▶ **Exercise brief**: Spot each line that carries the word "from"; copy those lines.

▶ **Records for processing**:
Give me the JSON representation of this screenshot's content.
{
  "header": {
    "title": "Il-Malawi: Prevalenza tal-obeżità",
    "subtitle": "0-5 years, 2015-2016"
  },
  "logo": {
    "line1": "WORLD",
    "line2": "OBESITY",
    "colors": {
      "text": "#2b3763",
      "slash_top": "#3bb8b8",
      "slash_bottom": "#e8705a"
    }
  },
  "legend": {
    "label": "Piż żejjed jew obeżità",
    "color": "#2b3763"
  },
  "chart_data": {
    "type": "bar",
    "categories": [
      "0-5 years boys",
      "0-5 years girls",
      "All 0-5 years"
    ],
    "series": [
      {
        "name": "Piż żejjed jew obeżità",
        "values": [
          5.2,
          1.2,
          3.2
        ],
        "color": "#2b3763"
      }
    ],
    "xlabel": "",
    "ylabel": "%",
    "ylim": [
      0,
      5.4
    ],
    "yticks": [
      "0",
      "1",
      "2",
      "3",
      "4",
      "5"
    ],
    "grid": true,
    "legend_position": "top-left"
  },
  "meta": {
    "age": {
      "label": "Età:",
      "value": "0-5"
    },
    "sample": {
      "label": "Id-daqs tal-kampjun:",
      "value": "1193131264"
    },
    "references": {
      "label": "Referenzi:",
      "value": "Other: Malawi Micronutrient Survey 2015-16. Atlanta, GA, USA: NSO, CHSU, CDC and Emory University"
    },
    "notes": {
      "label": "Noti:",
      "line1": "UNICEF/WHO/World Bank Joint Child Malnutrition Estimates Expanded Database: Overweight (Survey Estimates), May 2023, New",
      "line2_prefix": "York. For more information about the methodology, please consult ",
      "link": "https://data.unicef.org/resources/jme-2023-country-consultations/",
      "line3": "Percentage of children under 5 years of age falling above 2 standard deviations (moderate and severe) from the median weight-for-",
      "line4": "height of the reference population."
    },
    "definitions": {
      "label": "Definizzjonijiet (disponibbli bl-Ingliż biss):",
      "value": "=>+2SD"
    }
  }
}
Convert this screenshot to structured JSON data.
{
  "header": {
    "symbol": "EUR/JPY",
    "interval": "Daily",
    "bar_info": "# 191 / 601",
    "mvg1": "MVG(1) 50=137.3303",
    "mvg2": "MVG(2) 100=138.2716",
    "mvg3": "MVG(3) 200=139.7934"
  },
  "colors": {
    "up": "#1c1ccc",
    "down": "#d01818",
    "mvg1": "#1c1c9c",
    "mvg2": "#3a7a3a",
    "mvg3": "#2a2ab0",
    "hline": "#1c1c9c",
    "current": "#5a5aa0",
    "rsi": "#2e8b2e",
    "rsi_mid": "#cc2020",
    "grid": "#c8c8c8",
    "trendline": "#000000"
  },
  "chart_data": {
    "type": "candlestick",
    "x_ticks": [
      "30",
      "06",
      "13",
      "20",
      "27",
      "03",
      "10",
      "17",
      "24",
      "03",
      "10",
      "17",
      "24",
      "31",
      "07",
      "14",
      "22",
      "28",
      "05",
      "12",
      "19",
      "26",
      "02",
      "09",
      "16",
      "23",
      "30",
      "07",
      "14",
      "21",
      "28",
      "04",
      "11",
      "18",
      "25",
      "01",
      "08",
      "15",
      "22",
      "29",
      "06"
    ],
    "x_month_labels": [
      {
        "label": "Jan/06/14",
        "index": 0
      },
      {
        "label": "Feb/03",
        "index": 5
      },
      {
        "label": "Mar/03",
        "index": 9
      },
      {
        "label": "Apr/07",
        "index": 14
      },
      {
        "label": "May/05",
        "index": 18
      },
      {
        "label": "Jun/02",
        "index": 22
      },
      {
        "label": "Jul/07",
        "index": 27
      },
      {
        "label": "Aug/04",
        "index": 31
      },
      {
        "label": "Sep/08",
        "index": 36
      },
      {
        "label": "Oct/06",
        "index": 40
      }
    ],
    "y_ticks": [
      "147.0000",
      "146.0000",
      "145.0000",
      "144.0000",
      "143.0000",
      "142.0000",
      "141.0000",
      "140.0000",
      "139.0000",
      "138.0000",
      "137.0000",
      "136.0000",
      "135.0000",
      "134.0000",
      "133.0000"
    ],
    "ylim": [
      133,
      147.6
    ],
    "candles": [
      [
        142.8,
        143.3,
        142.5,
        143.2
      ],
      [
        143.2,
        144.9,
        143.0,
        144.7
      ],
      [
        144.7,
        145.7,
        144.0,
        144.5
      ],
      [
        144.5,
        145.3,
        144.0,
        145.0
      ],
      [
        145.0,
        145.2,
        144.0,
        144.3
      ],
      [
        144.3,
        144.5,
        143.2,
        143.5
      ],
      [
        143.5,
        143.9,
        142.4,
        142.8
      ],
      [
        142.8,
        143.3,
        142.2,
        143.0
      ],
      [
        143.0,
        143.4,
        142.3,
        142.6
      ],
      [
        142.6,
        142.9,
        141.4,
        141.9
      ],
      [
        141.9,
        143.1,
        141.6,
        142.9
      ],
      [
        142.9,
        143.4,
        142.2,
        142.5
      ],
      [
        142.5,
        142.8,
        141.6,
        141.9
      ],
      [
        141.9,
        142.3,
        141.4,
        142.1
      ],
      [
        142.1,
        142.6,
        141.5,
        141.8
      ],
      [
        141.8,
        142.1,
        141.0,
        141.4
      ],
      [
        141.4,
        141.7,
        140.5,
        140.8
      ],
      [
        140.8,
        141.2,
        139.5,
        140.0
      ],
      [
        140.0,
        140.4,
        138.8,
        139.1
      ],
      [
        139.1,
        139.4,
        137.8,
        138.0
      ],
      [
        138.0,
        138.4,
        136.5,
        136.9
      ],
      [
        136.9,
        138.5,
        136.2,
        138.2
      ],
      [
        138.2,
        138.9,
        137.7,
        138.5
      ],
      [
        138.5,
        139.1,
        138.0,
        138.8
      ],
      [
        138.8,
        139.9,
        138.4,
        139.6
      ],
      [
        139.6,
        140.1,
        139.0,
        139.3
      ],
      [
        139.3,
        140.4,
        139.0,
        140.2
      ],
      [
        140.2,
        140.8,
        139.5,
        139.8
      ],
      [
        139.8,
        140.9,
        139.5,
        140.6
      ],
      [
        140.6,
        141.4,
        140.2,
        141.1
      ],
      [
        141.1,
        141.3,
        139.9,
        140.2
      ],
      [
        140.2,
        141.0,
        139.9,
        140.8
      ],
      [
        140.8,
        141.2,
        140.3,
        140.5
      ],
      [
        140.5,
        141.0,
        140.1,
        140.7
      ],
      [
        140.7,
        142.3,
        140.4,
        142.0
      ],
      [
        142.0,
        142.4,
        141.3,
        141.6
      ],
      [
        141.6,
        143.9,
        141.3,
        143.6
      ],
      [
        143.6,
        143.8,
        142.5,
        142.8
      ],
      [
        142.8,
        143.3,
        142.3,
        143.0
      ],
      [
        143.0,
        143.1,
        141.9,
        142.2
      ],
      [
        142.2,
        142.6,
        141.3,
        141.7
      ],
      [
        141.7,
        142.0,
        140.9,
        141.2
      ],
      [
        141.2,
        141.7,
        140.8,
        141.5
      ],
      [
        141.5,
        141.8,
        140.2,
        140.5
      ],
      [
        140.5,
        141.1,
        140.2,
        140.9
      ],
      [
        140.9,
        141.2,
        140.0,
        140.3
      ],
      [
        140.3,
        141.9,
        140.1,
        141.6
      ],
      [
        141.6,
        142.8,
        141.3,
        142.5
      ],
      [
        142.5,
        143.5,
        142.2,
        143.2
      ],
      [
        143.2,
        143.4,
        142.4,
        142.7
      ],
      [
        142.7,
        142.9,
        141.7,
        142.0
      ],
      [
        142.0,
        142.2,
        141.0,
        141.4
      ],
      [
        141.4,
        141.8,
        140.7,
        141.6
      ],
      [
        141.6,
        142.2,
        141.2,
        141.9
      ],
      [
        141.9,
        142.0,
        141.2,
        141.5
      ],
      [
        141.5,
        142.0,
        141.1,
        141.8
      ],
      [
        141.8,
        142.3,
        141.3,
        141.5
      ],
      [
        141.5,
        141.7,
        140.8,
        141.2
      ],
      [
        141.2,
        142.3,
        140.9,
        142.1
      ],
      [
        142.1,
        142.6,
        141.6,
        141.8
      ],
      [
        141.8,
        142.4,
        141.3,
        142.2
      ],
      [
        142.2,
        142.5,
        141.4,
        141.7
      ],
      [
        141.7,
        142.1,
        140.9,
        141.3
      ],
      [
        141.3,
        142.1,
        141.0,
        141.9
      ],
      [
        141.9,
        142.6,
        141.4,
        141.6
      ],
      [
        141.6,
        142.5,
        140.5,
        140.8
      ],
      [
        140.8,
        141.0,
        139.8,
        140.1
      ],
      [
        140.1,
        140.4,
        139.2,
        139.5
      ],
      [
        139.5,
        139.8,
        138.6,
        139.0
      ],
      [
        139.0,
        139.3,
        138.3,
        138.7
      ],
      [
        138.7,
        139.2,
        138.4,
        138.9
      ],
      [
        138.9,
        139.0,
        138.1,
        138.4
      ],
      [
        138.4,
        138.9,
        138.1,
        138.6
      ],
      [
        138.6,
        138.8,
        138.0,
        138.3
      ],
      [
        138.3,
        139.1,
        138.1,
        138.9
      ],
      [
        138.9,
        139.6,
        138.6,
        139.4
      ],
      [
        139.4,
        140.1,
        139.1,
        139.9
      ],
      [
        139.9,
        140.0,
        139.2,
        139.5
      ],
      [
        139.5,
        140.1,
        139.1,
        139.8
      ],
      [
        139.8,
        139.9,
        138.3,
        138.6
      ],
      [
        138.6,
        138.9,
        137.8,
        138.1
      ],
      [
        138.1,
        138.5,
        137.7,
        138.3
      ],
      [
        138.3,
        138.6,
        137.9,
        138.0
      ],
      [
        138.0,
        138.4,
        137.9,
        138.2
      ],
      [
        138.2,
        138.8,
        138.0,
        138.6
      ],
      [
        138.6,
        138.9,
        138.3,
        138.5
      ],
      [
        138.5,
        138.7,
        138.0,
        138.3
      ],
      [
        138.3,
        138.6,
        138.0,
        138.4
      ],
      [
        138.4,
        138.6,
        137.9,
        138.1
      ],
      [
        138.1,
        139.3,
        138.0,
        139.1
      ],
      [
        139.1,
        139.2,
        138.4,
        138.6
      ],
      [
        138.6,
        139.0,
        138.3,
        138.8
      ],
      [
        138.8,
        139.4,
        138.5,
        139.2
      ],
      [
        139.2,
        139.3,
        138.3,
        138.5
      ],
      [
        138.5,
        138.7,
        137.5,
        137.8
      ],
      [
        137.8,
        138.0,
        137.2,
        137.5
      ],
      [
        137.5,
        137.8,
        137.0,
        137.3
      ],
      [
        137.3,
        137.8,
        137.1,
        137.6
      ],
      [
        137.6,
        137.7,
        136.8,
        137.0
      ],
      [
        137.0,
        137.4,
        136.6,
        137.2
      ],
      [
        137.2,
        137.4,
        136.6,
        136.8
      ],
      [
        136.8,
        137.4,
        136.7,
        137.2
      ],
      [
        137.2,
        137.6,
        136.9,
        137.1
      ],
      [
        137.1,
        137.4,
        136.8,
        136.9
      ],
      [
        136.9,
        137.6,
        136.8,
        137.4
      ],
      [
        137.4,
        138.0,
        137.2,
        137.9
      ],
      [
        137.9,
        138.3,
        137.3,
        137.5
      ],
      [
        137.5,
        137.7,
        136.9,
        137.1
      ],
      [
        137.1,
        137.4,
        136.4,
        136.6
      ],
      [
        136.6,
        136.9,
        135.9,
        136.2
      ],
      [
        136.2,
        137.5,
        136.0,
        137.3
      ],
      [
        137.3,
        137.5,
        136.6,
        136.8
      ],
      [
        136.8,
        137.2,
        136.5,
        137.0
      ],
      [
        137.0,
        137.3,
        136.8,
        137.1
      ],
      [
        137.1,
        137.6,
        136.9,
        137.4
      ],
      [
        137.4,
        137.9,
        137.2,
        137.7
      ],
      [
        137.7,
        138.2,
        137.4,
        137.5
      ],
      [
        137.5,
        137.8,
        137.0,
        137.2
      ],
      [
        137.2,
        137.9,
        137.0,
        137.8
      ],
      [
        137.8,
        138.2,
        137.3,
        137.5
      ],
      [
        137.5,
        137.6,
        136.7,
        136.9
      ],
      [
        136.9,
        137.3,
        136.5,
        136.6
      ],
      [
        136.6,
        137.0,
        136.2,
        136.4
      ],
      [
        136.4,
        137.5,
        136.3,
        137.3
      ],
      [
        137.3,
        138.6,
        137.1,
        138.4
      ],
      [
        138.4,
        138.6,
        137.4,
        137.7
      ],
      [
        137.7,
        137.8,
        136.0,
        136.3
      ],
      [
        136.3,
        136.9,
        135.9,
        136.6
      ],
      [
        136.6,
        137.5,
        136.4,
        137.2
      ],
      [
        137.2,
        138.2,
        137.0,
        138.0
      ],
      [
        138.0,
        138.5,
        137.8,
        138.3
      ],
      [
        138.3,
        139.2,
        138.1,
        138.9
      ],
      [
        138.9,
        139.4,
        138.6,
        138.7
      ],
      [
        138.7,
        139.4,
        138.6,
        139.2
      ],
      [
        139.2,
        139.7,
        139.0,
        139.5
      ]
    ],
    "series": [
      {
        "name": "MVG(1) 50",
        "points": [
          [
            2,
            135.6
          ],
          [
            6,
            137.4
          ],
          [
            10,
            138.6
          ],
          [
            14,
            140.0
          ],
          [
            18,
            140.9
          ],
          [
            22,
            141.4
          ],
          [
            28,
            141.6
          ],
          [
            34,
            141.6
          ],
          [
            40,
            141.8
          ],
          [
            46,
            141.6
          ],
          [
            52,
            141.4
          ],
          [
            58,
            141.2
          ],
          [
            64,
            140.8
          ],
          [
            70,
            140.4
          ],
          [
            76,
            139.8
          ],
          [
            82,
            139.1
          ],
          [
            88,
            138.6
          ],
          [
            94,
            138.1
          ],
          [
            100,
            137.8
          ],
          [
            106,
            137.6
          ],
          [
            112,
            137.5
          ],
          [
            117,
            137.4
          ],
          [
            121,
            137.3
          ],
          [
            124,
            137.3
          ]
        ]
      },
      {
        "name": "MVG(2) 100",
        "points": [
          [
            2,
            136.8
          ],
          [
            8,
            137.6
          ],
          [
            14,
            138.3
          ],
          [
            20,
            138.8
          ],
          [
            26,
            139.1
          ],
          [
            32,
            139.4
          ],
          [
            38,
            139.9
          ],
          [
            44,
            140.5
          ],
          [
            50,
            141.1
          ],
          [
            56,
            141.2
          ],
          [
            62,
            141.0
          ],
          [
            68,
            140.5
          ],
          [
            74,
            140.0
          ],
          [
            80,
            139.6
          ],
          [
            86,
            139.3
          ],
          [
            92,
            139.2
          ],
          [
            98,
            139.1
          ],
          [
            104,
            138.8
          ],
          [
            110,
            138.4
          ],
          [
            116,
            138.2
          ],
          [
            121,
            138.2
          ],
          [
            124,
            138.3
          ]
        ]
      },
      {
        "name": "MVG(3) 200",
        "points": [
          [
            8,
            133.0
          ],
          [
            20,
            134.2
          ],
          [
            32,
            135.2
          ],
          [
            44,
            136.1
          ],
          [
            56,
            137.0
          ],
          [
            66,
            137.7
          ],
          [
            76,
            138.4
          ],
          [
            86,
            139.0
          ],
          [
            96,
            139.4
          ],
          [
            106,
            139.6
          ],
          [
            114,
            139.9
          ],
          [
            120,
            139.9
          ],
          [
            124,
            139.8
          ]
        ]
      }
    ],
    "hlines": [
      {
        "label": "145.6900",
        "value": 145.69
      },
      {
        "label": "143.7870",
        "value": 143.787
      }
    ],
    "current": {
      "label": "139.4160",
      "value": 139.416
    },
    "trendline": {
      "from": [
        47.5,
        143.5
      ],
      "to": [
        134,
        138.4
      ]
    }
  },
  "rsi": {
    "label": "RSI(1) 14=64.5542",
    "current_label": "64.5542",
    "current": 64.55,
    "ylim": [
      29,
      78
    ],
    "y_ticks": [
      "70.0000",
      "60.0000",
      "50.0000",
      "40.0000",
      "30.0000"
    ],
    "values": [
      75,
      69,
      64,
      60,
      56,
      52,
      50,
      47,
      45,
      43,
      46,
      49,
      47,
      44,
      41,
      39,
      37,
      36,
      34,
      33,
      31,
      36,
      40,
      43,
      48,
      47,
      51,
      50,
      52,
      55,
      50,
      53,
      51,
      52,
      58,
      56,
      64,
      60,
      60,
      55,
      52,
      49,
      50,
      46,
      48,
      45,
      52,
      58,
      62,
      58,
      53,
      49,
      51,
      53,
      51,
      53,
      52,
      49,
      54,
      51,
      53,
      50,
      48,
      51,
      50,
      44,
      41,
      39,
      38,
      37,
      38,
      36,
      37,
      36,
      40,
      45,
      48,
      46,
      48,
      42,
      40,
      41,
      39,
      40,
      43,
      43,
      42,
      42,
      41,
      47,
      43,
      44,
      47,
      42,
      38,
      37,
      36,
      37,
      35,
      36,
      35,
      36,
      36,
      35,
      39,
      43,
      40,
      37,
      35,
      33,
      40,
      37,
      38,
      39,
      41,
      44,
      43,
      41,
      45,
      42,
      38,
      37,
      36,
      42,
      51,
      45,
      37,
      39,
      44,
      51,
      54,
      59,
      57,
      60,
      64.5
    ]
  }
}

▶ **Answer for this exercise**:
      "line3": "Percentage of children under 5 years of age falling above 2 standard deviations (moderate and severe) from the median weight-for-",
      "from": [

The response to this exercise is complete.